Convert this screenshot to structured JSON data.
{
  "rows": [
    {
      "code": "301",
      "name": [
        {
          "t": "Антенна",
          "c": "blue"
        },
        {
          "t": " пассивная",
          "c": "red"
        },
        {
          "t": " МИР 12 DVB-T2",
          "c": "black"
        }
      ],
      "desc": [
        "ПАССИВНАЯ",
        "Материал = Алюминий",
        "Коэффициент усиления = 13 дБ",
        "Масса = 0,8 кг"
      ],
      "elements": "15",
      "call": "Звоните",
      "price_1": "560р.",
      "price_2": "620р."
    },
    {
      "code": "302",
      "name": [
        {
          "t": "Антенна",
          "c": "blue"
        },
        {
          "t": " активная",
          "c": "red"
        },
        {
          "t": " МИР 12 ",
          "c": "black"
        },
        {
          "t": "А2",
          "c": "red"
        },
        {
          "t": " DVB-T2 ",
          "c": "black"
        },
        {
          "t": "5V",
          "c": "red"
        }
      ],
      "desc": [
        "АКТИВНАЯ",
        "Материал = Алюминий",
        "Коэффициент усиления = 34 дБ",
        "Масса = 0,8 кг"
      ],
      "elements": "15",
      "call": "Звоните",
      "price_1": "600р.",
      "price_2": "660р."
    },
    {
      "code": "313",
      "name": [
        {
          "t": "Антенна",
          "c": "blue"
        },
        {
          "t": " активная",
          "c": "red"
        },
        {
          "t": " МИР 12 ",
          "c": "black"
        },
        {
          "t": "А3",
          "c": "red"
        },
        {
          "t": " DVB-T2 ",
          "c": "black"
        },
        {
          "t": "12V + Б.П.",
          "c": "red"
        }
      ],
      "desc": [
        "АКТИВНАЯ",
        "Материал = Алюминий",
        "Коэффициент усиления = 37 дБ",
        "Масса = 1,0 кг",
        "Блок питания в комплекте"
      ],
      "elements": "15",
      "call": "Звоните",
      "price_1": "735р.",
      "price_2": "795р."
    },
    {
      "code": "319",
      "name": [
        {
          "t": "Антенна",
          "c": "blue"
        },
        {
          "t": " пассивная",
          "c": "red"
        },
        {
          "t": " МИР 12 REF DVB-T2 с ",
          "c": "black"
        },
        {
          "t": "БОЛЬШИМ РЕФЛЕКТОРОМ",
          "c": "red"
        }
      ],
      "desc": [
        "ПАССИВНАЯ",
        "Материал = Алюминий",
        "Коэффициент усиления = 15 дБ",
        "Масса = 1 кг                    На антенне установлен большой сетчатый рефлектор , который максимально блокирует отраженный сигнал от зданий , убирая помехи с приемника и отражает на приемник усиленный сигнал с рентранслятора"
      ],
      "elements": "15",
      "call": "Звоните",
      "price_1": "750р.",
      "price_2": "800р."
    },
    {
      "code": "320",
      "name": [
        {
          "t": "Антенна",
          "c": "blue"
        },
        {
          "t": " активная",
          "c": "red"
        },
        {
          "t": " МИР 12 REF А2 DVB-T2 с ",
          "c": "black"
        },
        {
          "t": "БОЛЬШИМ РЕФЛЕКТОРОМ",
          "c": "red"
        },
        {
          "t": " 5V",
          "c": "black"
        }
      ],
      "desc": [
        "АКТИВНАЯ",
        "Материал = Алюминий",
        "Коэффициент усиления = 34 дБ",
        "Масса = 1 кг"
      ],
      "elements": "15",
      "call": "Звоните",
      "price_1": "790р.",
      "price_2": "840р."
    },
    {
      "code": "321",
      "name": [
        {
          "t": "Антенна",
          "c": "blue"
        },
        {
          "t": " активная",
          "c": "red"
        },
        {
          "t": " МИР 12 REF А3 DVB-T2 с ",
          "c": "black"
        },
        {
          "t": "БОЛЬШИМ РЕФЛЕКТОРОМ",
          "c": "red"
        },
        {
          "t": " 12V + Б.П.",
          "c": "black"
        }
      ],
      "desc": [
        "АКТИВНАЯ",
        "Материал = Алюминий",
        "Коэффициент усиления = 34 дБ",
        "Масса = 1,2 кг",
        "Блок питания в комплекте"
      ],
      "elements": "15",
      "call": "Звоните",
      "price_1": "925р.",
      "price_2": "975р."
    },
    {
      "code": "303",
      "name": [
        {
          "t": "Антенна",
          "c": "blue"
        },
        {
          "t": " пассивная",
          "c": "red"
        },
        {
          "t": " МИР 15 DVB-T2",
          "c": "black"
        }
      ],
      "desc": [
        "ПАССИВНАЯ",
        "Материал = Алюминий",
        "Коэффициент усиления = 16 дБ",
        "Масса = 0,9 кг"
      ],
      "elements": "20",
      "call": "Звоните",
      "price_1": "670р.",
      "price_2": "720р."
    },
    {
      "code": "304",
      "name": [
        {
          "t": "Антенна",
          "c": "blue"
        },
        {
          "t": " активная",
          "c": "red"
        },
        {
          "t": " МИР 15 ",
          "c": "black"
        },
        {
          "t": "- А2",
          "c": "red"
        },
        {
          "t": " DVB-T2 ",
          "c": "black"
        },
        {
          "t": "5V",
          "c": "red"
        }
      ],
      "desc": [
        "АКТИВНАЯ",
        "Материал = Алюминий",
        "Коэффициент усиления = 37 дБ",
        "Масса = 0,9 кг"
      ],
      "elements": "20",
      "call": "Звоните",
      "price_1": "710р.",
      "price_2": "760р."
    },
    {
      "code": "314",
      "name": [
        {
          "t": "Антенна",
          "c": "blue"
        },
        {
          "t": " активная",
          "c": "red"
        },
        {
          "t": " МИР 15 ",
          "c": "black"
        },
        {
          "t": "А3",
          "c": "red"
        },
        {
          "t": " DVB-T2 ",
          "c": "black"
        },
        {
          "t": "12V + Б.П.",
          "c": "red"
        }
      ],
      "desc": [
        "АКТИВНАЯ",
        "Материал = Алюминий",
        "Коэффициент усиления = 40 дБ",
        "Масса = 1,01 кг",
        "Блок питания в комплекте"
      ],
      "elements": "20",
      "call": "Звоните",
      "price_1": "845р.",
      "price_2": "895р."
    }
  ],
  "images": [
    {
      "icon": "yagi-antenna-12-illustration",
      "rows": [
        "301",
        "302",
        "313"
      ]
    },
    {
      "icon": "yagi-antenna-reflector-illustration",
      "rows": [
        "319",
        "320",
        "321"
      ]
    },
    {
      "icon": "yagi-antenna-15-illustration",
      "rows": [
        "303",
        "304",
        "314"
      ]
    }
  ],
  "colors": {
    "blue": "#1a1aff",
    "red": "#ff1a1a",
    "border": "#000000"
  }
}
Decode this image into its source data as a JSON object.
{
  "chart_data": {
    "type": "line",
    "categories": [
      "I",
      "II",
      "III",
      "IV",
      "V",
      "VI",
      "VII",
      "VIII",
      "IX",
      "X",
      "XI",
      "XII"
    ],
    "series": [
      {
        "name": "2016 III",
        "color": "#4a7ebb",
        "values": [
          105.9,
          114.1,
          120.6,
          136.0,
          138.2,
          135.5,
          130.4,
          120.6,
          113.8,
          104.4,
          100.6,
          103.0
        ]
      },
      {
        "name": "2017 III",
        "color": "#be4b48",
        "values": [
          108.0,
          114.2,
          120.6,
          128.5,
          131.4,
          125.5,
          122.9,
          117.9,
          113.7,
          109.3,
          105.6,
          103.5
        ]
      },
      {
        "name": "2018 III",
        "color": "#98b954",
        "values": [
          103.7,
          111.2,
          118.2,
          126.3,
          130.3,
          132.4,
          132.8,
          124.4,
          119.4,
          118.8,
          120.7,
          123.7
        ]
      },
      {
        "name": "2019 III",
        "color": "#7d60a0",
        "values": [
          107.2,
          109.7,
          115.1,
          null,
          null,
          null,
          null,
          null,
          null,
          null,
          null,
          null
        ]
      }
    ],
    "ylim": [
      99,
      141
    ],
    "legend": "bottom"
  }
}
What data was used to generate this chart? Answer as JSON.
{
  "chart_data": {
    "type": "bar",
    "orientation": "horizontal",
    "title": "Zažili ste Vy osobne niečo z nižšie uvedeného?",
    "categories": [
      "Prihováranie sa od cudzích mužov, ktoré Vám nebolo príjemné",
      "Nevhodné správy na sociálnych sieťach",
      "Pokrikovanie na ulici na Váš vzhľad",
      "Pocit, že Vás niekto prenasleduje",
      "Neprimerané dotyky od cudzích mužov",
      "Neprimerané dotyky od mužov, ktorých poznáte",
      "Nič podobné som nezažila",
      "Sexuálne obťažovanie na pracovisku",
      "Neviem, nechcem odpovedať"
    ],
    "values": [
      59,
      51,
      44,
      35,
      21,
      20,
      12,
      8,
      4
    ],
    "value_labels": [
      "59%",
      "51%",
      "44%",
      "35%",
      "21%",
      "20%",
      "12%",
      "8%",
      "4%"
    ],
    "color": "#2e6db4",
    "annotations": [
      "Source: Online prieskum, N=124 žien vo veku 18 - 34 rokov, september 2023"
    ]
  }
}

=====

Your goal: Check each line of the data above for the word "yagi" and say how many lines have it. Give the number alone.

Final result: 3